Arbeitsauftrag A. Nennen Sie alle Vogelarten und Vogelgruppen, die im Text über Kormorane und Gänsesäger mit Namen vorkommen.
Arbeitsauftrag B. Setzen Sie den Text über Kormorane und Gänsesäger im Basler Rhein nach seinem letzten Satz fort.
---------- Lesetext
Vögel im Basler Rhein

Kormorane und Gänsesäger im Basler Rhein

Kormorane und Gänsesäger sind Zuwanderer im Rhein zu Basel. Beide Arten waren früher mehr Wintergäste, nun sind sie auch Ganzjahresvögel. Beide profitieren von der besseren Fischfauna im Fluss und sind somit Kulturfolger, wenn die Kanalisation und die Kläranlagen zur materiellen Kultur gerechnet werden, was berechtigt ist. Ihre Brutbestände steigen an. Ihre Nahrung besteht nur aus Fischen. Kormorane jagen mehr einzeln, Gänsesäger im Verbund (Paare, Familie). 

Kormoranen begegnen wir oft beim Schwimmen im Rhein. Die grossen schwarzen Vögel verschwinden plötzlich unter Wasser und kommen woanders wieder zum Vorschein. Das tun sie beileibe nicht aus Angst vor uns, sie sind auf Fischfang. Seltener sehen wir sie nach etwa einer Minute mit einem kleinen Fisch im Schnabel auftauchen. Kormorane sind Vögel mit Tiefgang: Sie liegen im Vergleich zu Enten sehr tief im Wasser, vom Körper ist kaum mehr als der Rücken sichtbar. Ihr Gefieder ist für die Tauchgänge so eingerichtet, dass zwischen den Federn das Wasser die Luftblasen verdrängen kann und so ihr spezifisches Gewicht unter Wasser steigt. Wenn sie das Gefieder abtropfen oder trocknen wollen, so tun sie dies mit weit ausgebreiteten Flügeln. Ausgeruht wird mit Vorliebe auf Pfosten und Steinen am Ufer.
--------------------
---------- Bereitgestelltes Material
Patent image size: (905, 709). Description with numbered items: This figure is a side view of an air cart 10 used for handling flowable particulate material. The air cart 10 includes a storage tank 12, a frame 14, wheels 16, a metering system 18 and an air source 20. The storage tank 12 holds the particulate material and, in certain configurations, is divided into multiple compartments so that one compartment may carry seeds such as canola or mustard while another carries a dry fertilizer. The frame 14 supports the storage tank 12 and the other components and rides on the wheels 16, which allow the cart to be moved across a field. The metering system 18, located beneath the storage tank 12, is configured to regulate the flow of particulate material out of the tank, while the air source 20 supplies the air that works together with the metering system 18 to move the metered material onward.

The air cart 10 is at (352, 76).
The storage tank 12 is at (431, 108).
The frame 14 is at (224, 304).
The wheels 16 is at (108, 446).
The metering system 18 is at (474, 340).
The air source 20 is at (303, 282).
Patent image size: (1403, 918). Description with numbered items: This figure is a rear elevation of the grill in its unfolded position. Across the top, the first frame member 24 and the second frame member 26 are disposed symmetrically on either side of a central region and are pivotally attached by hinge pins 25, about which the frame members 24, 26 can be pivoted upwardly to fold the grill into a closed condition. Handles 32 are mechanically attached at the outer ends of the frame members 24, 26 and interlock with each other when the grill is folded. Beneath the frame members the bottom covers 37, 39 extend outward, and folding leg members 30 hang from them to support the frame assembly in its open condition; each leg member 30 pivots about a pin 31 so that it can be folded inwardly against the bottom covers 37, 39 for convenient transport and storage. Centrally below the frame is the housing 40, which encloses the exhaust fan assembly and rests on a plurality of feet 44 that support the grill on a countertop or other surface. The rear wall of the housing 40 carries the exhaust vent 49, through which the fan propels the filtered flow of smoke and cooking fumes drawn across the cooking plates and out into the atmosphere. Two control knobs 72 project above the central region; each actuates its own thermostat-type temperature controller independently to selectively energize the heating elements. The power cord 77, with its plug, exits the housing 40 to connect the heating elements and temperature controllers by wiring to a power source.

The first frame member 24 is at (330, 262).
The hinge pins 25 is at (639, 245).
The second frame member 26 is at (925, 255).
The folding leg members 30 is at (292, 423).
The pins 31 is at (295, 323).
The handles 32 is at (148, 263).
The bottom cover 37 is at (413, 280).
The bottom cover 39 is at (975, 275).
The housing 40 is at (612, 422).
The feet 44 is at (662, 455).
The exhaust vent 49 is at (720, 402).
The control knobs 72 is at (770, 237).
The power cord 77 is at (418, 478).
--------------------
Schriftliche Antwort A. Kormorane, Gänsesäger, Enten

Schriftliche Antwort B.
Die Gänsesäger sind wohl Entenvögel, unterscheiden sich aber von anderen Enten durch den roten, langen, schmalen und gesägten Hakenschnabel sowie die elegante Figur. Sie sind auch deutlich grösser als unsere Stockenten. Das Familienleben ist rührend anzuschauen. Küken schwimmen auf dem Muttertier huckepack mit. Die Alt- und Jungvögel schwimmen gemeinsam am Ufer flussaufwärts. Wenn sie einen Fischschwarm entdecken, tauchen alle fast gleichzeitig ab. Das Wasser wird eine Minute lang still und plötzlich taucht ein Vogel nach dem andern wieder auf, mit oder ohne Fisch. Unter Wasser sind sie wendig, fast wie Fische. Dies konnten wir im glasklaren Wasser des Lago di Poschiavo beobachteten wie ein Gänsesäger unter Wasser auf der Fischjagd eine Kreisbahn von etwa einem Meter Durchmesser zog. 

Bei diesem schönen Männchen im Prachtkleid ist im vergrösserten Bild rechts der gesägte Schnabel gut erkennbar. Von dieser Schnabelsäge kommt der Name der Gattung der Säger.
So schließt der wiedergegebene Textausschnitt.